> [DIRECTIVE] Below are the records; collect from them each line containing the string "قبول".

+++ SOURCE RECORDS +++

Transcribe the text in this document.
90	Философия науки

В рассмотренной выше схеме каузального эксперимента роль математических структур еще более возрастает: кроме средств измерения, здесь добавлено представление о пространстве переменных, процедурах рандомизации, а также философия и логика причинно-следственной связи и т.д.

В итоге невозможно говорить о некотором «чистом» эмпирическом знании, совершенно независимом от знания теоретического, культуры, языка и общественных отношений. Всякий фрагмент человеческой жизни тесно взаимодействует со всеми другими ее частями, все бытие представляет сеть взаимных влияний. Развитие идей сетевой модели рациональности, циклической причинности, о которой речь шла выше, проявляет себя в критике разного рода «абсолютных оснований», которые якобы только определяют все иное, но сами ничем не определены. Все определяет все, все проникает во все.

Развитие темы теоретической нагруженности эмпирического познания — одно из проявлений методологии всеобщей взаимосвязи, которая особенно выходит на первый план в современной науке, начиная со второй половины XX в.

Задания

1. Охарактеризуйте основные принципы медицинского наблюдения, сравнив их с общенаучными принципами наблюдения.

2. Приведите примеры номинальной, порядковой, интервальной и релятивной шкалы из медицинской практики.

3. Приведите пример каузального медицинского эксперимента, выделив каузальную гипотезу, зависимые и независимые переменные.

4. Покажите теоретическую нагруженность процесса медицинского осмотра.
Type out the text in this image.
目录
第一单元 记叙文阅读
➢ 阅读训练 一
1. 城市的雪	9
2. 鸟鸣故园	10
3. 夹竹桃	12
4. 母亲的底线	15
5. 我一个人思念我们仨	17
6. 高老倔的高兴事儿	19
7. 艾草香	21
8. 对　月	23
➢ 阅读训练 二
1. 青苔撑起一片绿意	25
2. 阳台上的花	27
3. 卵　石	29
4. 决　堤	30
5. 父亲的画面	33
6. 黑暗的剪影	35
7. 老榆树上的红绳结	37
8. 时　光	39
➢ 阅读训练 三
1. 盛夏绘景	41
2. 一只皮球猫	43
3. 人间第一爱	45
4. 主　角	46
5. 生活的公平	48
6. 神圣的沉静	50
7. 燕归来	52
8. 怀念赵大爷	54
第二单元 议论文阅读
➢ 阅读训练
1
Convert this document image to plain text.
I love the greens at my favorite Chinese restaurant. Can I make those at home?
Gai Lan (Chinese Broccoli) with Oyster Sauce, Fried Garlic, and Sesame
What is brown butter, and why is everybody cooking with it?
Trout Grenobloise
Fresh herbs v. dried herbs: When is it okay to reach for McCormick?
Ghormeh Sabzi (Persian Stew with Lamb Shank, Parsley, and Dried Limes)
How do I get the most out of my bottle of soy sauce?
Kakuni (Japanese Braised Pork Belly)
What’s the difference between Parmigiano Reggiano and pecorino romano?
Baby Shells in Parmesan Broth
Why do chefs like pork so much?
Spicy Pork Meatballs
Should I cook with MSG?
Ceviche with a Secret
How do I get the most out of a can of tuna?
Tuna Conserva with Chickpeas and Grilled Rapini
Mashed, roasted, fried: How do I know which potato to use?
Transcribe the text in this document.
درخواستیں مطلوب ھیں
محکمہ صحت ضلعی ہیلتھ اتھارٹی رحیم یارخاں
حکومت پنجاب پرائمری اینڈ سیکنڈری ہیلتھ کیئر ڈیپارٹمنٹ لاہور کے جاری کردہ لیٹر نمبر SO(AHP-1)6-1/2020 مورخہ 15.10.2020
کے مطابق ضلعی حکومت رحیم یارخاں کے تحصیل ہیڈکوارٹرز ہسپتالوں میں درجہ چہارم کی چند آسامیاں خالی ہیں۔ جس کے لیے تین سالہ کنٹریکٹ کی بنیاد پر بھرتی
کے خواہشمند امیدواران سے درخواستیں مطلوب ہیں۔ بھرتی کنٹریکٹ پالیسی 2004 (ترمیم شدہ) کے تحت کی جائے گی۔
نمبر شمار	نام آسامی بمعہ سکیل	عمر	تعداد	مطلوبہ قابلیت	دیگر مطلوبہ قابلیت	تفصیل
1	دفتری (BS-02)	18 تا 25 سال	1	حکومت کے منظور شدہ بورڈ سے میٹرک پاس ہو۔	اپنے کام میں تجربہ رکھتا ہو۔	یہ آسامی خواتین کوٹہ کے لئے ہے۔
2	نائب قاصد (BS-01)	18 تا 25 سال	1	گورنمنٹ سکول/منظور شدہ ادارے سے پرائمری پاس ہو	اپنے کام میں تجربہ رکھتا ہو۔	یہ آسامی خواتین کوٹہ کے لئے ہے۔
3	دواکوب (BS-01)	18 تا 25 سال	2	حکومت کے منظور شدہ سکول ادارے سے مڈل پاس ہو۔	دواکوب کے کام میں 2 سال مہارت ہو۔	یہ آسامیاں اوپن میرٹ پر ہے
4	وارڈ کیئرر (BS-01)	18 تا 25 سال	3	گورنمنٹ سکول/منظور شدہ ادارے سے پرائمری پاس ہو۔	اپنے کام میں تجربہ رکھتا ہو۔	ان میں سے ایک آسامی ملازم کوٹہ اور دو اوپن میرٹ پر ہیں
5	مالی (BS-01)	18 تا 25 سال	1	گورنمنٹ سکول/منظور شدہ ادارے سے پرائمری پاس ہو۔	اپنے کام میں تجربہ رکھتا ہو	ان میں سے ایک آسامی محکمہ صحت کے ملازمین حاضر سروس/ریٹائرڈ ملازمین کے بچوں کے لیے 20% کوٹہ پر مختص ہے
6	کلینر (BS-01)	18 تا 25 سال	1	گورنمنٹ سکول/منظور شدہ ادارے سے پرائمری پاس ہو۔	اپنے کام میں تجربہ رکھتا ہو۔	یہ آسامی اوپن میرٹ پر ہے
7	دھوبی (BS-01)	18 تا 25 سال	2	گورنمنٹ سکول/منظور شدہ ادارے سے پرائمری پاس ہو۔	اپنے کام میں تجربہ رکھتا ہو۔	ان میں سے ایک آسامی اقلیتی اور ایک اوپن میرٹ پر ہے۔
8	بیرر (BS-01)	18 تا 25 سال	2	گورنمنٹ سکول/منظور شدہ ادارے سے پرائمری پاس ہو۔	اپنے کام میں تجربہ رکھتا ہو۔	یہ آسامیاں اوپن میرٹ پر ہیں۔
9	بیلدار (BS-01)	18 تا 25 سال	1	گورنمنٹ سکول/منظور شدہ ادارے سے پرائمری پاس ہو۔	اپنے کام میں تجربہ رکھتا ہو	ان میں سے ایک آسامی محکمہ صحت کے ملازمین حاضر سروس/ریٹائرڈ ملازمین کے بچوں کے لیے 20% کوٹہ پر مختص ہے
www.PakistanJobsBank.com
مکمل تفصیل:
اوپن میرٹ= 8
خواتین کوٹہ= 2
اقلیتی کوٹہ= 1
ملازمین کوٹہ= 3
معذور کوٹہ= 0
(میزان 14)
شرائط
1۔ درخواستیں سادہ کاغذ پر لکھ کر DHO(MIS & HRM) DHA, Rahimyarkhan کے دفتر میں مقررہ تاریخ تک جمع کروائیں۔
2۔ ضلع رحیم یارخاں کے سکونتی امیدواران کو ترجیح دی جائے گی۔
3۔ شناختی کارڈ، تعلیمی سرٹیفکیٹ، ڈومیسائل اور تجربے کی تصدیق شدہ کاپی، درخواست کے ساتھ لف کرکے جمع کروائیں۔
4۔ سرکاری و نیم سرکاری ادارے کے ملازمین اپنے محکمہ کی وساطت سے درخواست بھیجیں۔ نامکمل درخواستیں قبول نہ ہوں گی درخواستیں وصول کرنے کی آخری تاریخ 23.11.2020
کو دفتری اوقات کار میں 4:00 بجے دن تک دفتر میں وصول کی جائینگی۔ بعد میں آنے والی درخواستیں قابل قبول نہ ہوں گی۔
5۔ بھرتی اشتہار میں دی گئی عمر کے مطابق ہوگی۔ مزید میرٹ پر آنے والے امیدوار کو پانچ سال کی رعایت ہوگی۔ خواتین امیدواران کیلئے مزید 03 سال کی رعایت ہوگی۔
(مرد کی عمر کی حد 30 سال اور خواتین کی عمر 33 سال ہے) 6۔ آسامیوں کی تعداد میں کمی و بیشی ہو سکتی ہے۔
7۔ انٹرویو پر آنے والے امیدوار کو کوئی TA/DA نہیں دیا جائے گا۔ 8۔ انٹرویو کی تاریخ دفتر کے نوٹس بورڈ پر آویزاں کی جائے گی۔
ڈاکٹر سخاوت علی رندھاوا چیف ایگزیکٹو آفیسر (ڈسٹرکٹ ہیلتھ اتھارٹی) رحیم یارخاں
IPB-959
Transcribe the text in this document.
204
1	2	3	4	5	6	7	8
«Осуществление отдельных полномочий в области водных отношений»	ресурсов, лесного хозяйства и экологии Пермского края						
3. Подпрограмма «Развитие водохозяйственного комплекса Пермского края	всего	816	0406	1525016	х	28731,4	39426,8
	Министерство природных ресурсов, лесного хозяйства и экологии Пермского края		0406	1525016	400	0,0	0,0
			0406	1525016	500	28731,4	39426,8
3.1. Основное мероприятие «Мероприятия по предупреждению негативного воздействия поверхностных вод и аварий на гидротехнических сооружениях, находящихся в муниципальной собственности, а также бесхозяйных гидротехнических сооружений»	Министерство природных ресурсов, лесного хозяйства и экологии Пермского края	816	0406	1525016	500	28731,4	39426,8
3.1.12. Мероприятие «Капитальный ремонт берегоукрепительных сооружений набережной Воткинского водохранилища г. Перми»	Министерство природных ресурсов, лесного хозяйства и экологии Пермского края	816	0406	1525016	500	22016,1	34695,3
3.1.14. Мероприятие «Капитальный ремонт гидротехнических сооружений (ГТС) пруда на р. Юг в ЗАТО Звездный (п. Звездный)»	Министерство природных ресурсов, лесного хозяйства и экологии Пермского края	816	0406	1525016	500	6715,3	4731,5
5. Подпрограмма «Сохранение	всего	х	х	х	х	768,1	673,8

+++

> [EXERCISE RESPONSE]
4۔ سرکاری و نیم سرکاری ادارے کے ملازمین اپنے محکمہ کی وساطت سے درخواست بھیجیں۔ نامکمل درخواستیں قبول نہ ہوں گی درخواستیں وصول کرنے کی آخری تاریخ 23.11.2020
کو دفتری اوقات کار میں 4:00 بجے دن تک دفتر میں وصول کی جائینگی۔ بعد میں آنے والی درخواستیں قابل قبول نہ ہوں گی۔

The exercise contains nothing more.